It’s an ordeal we would all love to avoid yet it’s interesting to spend hours debating on why there are people who are serial killers. Are people born evil? Do they turn evil at some point in their lives? And could you be responsible for a serial killer? It’s easy to see them as mere strangers, perhaps the “strange and unusual.” They’re the “oddballs’ who like to take daily strolls throughout the apartment complex. Or the drifter who lives along the highway.
In truth, the most dangerous of us can be any of us. There is no particular “look” for a killer, they look like everyone else. They’ll smile right at you just like your cherished friends & family. And they’re not always strangers. At some point in life, we all learn that enemies can become friends and friends need to be watched.
Some of the most horrific atrocities committed against people have been done by those previously considered to be friends & family. According to expanded homicide data from the Uniform Crime Reporting (UCR) Program of the Federal Bureau of Investigation:
“In 2011, in incidents of murder for which relationship of murder victims and offenders were known, 54.3 percent were killed by someone they knew (acquaintance, neighbor, friend, boyfriend, etc.); 24.8 percent of victims were slain by family members . . . accounted for 23.1 percent of murders.” A question that’s always raised with cases like that of Briana Kupfer: Did she know her killer?
A young woman named Brianna Kupfer was killed Thursday while working alone at the Croft House furniture store on North La Brea Avenue. Coming from Pacific Palisades, Brianna Kupfer texted a friend of hers at around 1:30 ish P.M. The text message stated she felt uncomfortable about a particular person who was in the store. Kupfer’s friend did not immediately respond to the note, according to investigators with the Los Angeles Police Department (LAPD).
Approximately twenty minutes later, a customer who strolled into the furniture store found Brianna Kupfer laying on the floor, covered in blood. The woman was pronounced dead on the scene, according to police.
Now, a man is suspected of having stabbed twenty-four-year-old Brianna Kupfer to death while working at the store in Hancock Park last week. The man was later identified as Shawn Laval Smith.
Shawn Laval Smith
Thirty-one-year-old Shawn Laval Smith was arrested following a vigorous manhunt across the region. The Los Angeles Police Department substantiated Smith’s arrest on the social media platform Twitter. The young man was recognized in the midst of waiting for a bus near Fair Oaks Avenue & Colorado Boulevard, according to a law enforcement source.

=== Stored data ===
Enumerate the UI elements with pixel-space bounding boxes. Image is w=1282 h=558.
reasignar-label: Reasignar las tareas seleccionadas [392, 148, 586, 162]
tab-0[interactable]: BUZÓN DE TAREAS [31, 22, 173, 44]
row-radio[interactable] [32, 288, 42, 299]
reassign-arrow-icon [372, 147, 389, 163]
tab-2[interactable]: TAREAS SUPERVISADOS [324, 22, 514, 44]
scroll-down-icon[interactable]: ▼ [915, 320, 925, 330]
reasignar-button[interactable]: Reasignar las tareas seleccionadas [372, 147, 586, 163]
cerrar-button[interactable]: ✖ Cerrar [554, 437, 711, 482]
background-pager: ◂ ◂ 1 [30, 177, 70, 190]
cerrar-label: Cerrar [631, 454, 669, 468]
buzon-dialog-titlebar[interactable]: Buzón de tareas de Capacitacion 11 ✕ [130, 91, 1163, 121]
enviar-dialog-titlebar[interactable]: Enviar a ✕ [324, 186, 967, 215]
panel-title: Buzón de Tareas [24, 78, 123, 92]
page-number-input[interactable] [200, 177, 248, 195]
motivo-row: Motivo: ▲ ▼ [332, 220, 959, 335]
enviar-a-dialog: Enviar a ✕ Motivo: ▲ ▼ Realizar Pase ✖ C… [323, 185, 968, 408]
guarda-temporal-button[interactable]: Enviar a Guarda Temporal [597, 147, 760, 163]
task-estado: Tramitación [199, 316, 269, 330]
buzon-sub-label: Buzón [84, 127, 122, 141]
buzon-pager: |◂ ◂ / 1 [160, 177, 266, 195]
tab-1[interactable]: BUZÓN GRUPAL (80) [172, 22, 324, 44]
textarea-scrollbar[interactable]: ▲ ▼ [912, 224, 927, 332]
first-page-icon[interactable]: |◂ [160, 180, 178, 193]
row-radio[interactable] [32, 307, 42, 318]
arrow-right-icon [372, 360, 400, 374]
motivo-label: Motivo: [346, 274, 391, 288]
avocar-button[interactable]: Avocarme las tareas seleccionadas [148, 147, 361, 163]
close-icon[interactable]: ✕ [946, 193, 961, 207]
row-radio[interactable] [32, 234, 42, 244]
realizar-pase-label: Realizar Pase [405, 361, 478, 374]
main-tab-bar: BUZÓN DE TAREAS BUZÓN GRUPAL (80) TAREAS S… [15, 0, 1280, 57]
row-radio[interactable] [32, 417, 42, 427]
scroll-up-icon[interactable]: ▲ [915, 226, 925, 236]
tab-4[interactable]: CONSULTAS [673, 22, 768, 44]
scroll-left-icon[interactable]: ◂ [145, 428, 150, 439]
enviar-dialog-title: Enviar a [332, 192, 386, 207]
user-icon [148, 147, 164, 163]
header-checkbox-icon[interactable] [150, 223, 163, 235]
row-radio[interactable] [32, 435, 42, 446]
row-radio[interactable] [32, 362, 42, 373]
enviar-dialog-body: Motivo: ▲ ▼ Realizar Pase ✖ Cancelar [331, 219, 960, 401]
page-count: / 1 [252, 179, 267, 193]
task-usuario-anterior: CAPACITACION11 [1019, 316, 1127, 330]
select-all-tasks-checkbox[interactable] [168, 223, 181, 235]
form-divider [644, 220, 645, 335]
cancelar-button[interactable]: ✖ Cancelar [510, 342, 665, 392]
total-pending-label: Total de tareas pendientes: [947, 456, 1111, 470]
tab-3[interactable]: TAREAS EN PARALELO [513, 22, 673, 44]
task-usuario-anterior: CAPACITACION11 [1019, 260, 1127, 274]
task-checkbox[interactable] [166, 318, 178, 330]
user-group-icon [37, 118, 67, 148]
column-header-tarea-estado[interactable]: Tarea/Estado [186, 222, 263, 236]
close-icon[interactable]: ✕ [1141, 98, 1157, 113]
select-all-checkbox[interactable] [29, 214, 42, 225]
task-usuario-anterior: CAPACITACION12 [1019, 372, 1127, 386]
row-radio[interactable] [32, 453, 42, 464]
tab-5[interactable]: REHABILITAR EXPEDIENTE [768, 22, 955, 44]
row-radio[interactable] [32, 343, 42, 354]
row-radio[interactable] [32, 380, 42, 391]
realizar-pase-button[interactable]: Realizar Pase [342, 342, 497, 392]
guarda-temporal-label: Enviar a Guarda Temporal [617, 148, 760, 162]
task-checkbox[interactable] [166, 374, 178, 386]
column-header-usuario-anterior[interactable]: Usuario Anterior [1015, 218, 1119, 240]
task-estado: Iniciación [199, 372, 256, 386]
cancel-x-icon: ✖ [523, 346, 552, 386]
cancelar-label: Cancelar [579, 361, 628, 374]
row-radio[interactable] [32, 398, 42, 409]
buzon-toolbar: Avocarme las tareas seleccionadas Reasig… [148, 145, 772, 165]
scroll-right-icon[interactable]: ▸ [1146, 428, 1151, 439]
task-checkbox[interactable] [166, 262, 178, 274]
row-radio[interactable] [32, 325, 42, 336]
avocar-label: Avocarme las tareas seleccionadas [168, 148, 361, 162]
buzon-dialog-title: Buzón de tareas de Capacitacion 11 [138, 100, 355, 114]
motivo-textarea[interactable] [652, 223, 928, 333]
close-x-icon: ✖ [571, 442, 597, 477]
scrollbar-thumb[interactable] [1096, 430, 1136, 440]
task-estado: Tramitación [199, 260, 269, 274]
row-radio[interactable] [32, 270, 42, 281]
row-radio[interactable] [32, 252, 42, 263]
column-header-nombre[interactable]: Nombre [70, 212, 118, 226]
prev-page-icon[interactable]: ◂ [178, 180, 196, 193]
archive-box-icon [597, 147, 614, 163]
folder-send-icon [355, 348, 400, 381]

=== Set tasks ===
A. Please write out a passage of the Brianna Kupfer article word for word, beginning at "In truth, the" and stopping after "to be watched.".
B. In the Brianna Kupfer article, where was Shawn Laval Smith waiting for a bus when he was recognized?
Rely only on the Brianna Kupfer article for what comes next.

=== Per-task answers ===
A.
In truth, the most dangerous of us can be any of us. There is no particular “look” for a killer, they look like everyone else. They’ll smile right at you just like your cherished friends & family. And they’re not always strangers. At some point in life, we all learn that enemies can become friends and friends need to be watched.

B. Near Fair Oaks Avenue & Colorado Boulevard.